◆ OBJECTIVE:
Copy out all lines with the word "Extract" in them.

◆ LISTED ENTRIES:
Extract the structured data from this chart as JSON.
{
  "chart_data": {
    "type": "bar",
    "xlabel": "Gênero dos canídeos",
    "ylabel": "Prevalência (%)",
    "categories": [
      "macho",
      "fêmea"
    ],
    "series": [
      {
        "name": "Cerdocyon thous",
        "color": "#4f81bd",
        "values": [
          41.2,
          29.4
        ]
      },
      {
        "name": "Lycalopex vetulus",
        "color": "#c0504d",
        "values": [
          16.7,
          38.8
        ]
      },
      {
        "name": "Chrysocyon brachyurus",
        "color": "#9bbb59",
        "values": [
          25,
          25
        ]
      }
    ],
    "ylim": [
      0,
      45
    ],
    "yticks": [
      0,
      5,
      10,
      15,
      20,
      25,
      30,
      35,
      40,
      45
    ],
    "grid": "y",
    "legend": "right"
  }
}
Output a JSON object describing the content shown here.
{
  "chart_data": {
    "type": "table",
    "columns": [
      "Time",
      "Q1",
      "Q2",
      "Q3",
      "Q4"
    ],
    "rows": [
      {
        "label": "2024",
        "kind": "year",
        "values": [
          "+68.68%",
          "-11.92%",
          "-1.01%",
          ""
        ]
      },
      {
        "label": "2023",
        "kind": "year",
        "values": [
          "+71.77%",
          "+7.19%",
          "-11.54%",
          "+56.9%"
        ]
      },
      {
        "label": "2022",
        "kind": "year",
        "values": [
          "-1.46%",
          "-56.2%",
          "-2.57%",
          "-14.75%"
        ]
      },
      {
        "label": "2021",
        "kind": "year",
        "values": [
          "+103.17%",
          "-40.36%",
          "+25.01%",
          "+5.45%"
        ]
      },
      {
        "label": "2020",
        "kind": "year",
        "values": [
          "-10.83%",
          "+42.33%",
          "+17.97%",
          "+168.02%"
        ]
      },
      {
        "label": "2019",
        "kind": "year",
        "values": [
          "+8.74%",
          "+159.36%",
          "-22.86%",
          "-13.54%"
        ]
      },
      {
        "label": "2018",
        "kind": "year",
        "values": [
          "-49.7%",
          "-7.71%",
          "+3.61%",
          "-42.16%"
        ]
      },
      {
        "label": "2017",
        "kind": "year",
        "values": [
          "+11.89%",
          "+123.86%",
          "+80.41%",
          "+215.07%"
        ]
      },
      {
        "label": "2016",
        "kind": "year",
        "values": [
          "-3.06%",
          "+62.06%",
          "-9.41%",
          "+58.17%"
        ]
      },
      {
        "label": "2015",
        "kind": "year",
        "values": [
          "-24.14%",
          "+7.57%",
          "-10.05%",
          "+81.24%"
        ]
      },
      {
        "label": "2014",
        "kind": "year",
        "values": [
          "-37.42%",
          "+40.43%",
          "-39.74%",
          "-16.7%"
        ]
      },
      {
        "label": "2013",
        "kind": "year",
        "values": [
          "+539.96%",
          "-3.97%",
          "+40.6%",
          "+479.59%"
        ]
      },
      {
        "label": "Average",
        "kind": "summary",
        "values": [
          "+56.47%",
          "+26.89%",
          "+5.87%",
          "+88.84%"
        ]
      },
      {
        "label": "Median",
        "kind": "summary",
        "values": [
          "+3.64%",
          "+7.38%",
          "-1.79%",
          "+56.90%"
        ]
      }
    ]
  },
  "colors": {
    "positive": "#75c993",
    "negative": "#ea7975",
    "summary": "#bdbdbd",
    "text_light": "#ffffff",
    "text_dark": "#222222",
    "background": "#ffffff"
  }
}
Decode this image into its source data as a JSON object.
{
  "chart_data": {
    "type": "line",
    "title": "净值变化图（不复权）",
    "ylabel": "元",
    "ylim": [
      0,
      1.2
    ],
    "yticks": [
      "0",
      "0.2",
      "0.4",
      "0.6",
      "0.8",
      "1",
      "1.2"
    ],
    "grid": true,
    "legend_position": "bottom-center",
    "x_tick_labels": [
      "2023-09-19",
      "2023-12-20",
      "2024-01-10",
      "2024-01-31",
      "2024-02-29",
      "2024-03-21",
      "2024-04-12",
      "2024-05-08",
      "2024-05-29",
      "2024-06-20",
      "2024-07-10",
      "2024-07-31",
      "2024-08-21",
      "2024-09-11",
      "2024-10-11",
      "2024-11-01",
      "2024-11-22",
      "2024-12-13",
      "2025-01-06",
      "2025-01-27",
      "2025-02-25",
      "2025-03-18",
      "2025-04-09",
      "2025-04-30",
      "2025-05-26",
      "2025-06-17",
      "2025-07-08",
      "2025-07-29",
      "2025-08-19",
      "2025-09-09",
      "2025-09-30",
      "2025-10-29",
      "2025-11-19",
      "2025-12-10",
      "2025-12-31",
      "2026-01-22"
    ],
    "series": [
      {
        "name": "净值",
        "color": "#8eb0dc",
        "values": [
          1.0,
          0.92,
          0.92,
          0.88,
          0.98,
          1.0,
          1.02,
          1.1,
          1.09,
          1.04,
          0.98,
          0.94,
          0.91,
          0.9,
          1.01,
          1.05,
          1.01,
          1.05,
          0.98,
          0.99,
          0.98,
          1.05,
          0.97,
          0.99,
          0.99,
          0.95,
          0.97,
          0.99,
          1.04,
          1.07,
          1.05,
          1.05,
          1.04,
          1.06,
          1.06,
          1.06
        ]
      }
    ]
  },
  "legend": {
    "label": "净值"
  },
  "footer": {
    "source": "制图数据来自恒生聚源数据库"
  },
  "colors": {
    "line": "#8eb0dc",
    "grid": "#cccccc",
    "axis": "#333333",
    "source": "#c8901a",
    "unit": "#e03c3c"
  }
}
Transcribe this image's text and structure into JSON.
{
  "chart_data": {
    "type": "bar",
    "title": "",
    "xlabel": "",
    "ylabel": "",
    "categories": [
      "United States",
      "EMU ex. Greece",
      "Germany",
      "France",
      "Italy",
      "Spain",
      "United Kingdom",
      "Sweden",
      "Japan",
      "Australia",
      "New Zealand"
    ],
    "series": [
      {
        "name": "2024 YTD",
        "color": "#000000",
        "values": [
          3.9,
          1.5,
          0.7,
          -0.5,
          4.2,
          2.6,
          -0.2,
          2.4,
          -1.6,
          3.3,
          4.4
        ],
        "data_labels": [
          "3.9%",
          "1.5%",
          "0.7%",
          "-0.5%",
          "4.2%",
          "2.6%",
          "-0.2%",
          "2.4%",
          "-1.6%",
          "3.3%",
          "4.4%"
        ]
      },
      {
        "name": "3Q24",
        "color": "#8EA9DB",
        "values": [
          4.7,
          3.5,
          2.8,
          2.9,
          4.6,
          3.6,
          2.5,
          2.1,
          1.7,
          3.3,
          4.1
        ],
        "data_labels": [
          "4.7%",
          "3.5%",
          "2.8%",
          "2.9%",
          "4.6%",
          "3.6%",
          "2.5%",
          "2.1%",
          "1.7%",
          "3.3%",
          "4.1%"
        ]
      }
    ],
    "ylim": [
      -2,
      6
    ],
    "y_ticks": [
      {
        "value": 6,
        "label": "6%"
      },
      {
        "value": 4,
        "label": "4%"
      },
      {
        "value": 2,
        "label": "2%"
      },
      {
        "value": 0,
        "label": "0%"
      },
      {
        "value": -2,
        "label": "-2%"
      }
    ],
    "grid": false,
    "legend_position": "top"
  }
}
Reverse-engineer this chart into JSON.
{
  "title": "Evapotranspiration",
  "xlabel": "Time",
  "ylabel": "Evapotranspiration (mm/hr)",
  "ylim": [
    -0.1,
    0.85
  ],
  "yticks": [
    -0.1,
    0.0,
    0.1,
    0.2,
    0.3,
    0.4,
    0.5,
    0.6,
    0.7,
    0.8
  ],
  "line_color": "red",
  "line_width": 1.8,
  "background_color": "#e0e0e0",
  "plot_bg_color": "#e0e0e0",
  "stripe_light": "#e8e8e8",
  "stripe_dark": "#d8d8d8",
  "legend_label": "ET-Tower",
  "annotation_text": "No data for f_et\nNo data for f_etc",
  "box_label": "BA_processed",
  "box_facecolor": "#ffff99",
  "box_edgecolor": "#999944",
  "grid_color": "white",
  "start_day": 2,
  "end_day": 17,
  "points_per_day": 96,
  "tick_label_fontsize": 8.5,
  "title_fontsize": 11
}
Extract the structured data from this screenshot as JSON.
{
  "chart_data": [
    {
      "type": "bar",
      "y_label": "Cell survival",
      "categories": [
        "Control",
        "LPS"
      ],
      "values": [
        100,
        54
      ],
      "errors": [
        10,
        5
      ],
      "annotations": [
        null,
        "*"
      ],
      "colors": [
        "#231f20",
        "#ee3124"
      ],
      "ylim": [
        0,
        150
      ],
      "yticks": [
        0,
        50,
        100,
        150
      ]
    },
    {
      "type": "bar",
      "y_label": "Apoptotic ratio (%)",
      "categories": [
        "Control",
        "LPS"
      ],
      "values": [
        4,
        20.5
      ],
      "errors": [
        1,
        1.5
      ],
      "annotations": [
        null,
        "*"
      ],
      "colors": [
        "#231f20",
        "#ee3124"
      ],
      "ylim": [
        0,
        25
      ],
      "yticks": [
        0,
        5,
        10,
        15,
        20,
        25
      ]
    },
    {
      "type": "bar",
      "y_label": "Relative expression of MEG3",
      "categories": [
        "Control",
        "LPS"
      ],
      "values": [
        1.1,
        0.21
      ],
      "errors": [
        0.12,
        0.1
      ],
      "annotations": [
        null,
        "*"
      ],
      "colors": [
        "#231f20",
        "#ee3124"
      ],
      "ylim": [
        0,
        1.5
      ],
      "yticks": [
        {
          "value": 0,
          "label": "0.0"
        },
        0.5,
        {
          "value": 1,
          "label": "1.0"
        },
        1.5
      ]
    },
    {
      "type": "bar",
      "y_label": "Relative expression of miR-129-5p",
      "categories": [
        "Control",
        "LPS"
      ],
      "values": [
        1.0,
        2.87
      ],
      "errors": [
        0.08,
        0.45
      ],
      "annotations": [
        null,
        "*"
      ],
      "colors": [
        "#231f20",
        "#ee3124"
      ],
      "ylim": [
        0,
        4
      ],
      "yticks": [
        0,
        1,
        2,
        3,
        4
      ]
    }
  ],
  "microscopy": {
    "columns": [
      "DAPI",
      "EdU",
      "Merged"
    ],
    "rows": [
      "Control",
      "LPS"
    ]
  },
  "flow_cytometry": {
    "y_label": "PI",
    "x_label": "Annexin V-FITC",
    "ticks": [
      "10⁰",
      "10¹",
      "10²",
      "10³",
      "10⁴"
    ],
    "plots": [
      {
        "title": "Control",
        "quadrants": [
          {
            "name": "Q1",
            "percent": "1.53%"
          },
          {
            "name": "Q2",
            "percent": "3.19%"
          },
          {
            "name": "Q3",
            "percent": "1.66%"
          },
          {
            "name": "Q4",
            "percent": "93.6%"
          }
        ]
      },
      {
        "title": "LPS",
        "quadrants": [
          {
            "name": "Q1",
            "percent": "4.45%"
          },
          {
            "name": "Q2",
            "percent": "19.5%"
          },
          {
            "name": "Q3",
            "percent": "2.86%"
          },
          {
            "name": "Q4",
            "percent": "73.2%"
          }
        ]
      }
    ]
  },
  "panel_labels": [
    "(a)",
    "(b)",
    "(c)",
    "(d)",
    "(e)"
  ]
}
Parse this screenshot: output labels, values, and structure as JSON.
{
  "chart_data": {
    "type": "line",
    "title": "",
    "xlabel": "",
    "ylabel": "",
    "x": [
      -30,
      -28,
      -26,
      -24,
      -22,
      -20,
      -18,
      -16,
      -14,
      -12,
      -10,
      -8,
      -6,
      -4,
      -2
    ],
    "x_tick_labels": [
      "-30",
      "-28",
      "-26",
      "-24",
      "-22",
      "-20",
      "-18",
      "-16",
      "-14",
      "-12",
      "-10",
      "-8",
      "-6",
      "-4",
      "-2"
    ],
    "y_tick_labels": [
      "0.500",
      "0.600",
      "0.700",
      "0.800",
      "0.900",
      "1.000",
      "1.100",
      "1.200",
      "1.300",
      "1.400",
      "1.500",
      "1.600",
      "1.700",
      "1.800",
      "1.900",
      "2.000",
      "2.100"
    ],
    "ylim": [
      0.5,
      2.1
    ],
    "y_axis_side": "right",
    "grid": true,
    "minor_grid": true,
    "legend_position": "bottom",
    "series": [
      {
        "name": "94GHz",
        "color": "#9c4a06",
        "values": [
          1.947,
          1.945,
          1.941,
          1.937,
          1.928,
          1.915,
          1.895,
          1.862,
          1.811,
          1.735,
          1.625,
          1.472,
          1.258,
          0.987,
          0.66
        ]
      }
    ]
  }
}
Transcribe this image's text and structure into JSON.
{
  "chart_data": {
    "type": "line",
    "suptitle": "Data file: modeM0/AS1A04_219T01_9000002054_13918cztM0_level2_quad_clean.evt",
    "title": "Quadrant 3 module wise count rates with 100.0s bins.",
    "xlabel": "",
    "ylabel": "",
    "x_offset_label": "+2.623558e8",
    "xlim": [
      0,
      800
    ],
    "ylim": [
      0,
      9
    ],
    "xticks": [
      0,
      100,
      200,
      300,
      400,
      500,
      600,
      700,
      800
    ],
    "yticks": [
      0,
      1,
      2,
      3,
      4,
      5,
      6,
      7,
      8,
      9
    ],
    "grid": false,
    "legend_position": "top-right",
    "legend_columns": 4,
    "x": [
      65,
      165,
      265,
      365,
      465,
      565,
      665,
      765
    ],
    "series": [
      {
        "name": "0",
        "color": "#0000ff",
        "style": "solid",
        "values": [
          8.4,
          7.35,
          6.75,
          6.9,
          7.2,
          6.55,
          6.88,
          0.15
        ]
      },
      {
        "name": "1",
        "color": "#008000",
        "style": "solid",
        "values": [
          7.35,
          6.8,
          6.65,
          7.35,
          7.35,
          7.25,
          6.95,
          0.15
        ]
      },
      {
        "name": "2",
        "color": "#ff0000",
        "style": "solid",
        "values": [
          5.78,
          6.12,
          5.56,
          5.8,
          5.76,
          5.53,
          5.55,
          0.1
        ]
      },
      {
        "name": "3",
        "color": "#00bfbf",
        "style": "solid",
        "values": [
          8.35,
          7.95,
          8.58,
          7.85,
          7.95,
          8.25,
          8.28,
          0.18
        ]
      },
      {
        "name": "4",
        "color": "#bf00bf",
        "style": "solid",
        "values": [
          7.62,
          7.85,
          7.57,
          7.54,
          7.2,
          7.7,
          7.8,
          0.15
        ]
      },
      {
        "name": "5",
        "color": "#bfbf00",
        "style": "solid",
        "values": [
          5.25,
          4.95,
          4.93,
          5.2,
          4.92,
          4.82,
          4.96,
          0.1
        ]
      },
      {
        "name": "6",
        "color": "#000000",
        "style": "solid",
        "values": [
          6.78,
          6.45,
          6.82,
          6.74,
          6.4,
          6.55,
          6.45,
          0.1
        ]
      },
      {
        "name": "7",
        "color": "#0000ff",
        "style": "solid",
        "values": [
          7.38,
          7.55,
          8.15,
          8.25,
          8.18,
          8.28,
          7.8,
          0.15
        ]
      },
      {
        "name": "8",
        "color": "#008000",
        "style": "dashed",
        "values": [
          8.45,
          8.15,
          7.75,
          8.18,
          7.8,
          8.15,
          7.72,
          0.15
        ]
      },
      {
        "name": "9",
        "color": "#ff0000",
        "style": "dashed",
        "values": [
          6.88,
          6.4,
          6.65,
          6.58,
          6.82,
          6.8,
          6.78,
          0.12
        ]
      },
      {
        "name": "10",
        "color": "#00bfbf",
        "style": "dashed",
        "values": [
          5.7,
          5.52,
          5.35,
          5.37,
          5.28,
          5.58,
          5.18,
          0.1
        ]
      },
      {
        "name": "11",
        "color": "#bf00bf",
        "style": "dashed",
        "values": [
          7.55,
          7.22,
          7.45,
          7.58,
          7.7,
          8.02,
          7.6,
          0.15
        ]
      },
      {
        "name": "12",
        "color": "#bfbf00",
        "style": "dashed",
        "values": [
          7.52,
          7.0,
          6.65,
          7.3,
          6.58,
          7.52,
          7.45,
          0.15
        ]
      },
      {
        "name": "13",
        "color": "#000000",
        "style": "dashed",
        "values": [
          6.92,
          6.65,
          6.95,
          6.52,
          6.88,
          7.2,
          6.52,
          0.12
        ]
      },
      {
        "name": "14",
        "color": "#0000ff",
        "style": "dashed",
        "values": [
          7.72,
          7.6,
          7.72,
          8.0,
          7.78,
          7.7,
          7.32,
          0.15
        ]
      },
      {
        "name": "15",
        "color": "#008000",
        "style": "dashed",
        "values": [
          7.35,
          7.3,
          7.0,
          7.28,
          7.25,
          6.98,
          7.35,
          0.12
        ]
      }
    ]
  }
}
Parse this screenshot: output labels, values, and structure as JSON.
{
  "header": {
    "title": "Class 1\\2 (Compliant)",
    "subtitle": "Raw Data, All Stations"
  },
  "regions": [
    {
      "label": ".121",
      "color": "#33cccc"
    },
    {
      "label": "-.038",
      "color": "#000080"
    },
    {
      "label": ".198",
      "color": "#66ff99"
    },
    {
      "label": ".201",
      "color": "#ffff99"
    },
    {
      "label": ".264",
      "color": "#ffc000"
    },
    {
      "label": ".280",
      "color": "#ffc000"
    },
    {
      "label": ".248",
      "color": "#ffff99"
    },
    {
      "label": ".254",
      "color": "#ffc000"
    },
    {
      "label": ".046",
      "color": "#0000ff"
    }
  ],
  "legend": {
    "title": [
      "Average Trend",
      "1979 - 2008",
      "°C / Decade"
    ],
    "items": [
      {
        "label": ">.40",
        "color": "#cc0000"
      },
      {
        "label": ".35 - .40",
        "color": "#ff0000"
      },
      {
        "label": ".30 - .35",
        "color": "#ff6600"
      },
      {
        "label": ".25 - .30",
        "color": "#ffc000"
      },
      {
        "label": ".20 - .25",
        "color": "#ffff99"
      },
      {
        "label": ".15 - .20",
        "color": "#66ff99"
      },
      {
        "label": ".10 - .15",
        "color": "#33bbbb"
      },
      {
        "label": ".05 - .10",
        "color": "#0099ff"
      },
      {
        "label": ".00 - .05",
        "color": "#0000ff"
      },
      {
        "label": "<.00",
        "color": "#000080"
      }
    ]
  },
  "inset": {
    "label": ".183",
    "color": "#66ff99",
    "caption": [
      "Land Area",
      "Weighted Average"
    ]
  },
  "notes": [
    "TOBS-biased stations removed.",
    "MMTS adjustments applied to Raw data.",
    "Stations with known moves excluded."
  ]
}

◆ SOLUTION FOR THIS PROBLEM:
Extract the structured data from this chart as JSON.
Extract the structured data from this screenshot as JSON.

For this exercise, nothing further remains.